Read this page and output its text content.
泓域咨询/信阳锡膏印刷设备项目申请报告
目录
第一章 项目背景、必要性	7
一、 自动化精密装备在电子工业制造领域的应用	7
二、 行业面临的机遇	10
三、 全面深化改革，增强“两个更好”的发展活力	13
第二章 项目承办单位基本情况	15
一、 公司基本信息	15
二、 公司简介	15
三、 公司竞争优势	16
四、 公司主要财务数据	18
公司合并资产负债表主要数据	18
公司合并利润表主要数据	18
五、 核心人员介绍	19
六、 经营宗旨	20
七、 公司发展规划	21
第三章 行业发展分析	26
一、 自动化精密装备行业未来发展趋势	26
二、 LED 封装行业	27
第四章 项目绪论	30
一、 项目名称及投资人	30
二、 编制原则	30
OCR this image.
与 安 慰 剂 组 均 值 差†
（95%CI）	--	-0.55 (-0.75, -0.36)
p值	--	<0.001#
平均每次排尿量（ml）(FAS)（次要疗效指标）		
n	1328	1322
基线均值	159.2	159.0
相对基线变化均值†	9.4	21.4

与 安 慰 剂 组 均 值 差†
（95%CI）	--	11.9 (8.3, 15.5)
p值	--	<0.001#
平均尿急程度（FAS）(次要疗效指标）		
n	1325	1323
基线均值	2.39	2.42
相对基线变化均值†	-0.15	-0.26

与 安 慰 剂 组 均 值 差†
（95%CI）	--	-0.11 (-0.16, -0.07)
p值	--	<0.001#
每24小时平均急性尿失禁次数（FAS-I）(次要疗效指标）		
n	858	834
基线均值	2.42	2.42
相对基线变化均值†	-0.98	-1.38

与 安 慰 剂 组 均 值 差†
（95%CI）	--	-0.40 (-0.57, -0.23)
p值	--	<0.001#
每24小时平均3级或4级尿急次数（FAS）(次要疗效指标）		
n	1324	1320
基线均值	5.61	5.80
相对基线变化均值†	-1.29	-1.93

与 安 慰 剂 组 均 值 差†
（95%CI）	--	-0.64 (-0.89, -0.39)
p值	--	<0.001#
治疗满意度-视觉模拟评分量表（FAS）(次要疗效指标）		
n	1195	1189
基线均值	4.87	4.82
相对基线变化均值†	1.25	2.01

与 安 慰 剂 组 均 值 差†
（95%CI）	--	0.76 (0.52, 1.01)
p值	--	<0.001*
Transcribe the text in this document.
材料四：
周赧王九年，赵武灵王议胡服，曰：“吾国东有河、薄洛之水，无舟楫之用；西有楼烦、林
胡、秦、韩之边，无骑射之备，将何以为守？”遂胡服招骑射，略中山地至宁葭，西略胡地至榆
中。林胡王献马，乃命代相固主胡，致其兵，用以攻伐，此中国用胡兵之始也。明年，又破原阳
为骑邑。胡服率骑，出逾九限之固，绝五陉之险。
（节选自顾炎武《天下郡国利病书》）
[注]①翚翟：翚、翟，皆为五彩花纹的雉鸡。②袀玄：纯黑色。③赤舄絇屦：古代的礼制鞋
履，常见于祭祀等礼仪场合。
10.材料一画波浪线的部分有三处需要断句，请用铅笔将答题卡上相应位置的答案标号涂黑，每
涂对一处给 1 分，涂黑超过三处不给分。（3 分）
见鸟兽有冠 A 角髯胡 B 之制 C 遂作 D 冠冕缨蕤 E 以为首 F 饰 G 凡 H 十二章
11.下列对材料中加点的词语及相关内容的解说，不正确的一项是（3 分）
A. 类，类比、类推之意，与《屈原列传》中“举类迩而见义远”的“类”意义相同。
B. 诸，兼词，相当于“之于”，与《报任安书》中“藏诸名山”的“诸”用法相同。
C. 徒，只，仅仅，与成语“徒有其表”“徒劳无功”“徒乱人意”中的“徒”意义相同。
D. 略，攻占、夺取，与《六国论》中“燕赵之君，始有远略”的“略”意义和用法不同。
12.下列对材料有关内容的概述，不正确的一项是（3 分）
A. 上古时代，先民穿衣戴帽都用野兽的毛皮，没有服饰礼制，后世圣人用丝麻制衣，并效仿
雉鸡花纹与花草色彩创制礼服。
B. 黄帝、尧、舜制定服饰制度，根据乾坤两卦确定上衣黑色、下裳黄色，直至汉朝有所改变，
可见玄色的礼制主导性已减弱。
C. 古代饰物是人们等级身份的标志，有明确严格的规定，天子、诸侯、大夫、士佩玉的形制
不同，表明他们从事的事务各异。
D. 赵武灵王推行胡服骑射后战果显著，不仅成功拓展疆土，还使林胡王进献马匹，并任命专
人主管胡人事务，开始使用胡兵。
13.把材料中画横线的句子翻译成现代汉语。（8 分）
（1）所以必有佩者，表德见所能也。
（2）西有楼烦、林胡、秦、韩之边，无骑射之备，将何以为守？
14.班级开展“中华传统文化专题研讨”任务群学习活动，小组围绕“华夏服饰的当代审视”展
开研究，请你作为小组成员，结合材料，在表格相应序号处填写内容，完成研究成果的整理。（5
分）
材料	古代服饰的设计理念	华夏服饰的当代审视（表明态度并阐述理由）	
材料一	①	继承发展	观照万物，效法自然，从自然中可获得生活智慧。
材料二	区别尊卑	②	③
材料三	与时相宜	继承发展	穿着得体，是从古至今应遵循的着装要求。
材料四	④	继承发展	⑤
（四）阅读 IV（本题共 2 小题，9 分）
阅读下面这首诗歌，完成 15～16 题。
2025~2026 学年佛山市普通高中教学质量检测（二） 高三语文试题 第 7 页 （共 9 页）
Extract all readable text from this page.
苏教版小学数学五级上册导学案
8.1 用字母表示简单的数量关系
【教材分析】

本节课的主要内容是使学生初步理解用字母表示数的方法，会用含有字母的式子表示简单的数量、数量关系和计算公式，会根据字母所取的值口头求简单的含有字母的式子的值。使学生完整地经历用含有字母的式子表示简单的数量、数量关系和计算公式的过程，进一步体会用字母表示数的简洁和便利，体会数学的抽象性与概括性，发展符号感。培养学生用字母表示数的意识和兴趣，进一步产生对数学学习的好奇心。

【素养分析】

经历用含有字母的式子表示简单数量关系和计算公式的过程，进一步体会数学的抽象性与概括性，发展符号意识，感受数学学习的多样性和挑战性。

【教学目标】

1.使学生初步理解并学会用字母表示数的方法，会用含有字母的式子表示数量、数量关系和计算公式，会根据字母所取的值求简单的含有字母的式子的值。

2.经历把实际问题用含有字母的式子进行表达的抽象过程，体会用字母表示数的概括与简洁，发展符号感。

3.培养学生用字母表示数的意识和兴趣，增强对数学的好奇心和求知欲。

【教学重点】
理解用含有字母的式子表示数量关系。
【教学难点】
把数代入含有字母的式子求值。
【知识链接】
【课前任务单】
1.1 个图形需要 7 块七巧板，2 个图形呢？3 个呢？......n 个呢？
┄┄┄┄┄┄┄┄┄┄
Repeat every entry word for word.

### OUTPUT BELOW
Read this page and output its text content.
泓域咨询/信阳锡膏印刷设备项目申请报告
目录
第一章 项目背景、必要性	7
一、 自动化精密装备在电子工业制造领域的应用	7
二、 行业面临的机遇	10
三、 全面深化改革，增强“两个更好”的发展活力	13
第二章 项目承办单位基本情况	15
一、 公司基本信息	15
二、 公司简介	15
三、 公司竞争优势	16
四、 公司主要财务数据	18
公司合并资产负债表主要数据	18
公司合并利润表主要数据	18
五、 核心人员介绍	19
六、 经营宗旨	20
七、 公司发展规划	21
第三章 行业发展分析	26
一、 自动化精密装备行业未来发展趋势	26
二、 LED 封装行业	27
第四章 项目绪论	30
一、 项目名称及投资人	30
二、 编制原则	30
OCR this image.
与 安 慰 剂 组 均 值 差†
（95%CI）	--	-0.55 (-0.75, -0.36)
p值	--	<0.001#
平均每次排尿量（ml）(FAS)（次要疗效指标）		
n	1328	1322
基线均值	159.2	159.0
相对基线变化均值†	9.4	21.4

与 安 慰 剂 组 均 值 差†
（95%CI）	--	11.9 (8.3, 15.5)
p值	--	<0.001#
平均尿急程度（FAS）(次要疗效指标）		
n	1325	1323
基线均值	2.39	2.42
相对基线变化均值†	-0.15	-0.26

与 安 慰 剂 组 均 值 差†
（95%CI）	--	-0.11 (-0.16, -0.07)
p值	--	<0.001#
每24小时平均急性尿失禁次数（FAS-I）(次要疗效指标）		
n	858	834
基线均值	2.42	2.42
相对基线变化均值†	-0.98	-1.38

与 安 慰 剂 组 均 值 差†
（95%CI）	--	-0.40 (-0.57, -0.23)
p值	--	<0.001#
每24小时平均3级或4级尿急次数（FAS）(次要疗效指标）		
n	1324	1320
基线均值	5.61	5.80
相对基线变化均值†	-1.29	-1.93

与 安 慰 剂 组 均 值 差†
（95%CI）	--	-0.64 (-0.89, -0.39)
p值	--	<0.001#
治疗满意度-视觉模拟评分量表（FAS）(次要疗效指标）		
n	1195	1189
基线均值	4.87	4.82
相对基线变化均值†	1.25	2.01

与 安 慰 剂 组 均 值 差†
（95%CI）	--	0.76 (0.52, 1.01)
p值	--	<0.001*
Transcribe the text in this document.
材料四：
周赧王九年，赵武灵王议胡服，曰：“吾国东有河、薄洛之水，无舟楫之用；西有楼烦、林
胡、秦、韩之边，无骑射之备，将何以为守？”遂胡服招骑射，略中山地至宁葭，西略胡地至榆
中。林胡王献马，乃命代相固主胡，致其兵，用以攻伐，此中国用胡兵之始也。明年，又破原阳
为骑邑。胡服率骑，出逾九限之固，绝五陉之险。
（节选自顾炎武《天下郡国利病书》）
[注]①翚翟：翚、翟，皆为五彩花纹的雉鸡。②袀玄：纯黑色。③赤舄絇屦：古代的礼制鞋
履，常见于祭祀等礼仪场合。
10.材料一画波浪线的部分有三处需要断句，请用铅笔将答题卡上相应位置的答案标号涂黑，每
涂对一处给 1 分，涂黑超过三处不给分。（3 分）
见鸟兽有冠 A 角髯胡 B 之制 C 遂作 D 冠冕缨蕤 E 以为首 F 饰 G 凡 H 十二章
11.下列对材料中加点的词语及相关内容的解说，不正确的一项是（3 分）
A. 类，类比、类推之意，与《屈原列传》中“举类迩而见义远”的“类”意义相同。
B. 诸，兼词，相当于“之于”，与《报任安书》中“藏诸名山”的“诸”用法相同。
C. 徒，只，仅仅，与成语“徒有其表”“徒劳无功”“徒乱人意”中的“徒”意义相同。
D. 略，攻占、夺取，与《六国论》中“燕赵之君，始有远略”的“略”意义和用法不同。
12.下列对材料有关内容的概述，不正确的一项是（3 分）
A. 上古时代，先民穿衣戴帽都用野兽的毛皮，没有服饰礼制，后世圣人用丝麻制衣，并效仿
雉鸡花纹与花草色彩创制礼服。
B. 黄帝、尧、舜制定服饰制度，根据乾坤两卦确定上衣黑色、下裳黄色，直至汉朝有所改变，
可见玄色的礼制主导性已减弱。
C. 古代饰物是人们等级身份的标志，有明确严格的规定，天子、诸侯、大夫、士佩玉的形制
不同，表明他们从事的事务各异。
D. 赵武灵王推行胡服骑射后战果显著，不仅成功拓展疆土，还使林胡王进献马匹，并任命专
人主管胡人事务，开始使用胡兵。
13.把材料中画横线的句子翻译成现代汉语。（8 分）
（1）所以必有佩者，表德见所能也。
（2）西有楼烦、林胡、秦、韩之边，无骑射之备，将何以为守？
14.班级开展“中华传统文化专题研讨”任务群学习活动，小组围绕“华夏服饰的当代审视”展
开研究，请你作为小组成员，结合材料，在表格相应序号处填写内容，完成研究成果的整理。（5
分）
材料	古代服饰的设计理念	华夏服饰的当代审视（表明态度并阐述理由）	
材料一	①	继承发展	观照万物，效法自然，从自然中可获得生活智慧。
材料二	区别尊卑	②	③
材料三	与时相宜	继承发展	穿着得体，是从古至今应遵循的着装要求。
材料四	④	继承发展	⑤
（四）阅读 IV（本题共 2 小题，9 分）
阅读下面这首诗歌，完成 15～16 题。
2025~2026 学年佛山市普通高中教学质量检测（二） 高三语文试题 第 7 页 （共 9 页）
Extract all readable text from this page.
苏教版小学数学五级上册导学案
8.1 用字母表示简单的数量关系
【教材分析】

本节课的主要内容是使学生初步理解用字母表示数的方法，会用含有字母的式子表示简单的数量、数量关系和计算公式，会根据字母所取的值口头求简单的含有字母的式子的值。使学生完整地经历用含有字母的式子表示简单的数量、数量关系和计算公式的过程，进一步体会用字母表示数的简洁和便利，体会数学的抽象性与概括性，发展符号感。培养学生用字母表示数的意识和兴趣，进一步产生对数学学习的好奇心。

【素养分析】

经历用含有字母的式子表示简单数量关系和计算公式的过程，进一步体会数学的抽象性与概括性，发展符号意识，感受数学学习的多样性和挑战性。

【教学目标】

1.使学生初步理解并学会用字母表示数的方法，会用含有字母的式子表示数量、数量关系和计算公式，会根据字母所取的值求简单的含有字母的式子的值。

2.经历把实际问题用含有字母的式子进行表达的抽象过程，体会用字母表示数的概括与简洁，发展符号感。

3.培养学生用字母表示数的意识和兴趣，增强对数学的好奇心和求知欲。

【教学重点】
理解用含有字母的式子表示数量关系。
【教学难点】
把数代入含有字母的式子求值。
【知识链接】
【课前任务单】
1.1 个图形需要 7 块七巧板，2 个图形呢？3 个呢？......n 个呢？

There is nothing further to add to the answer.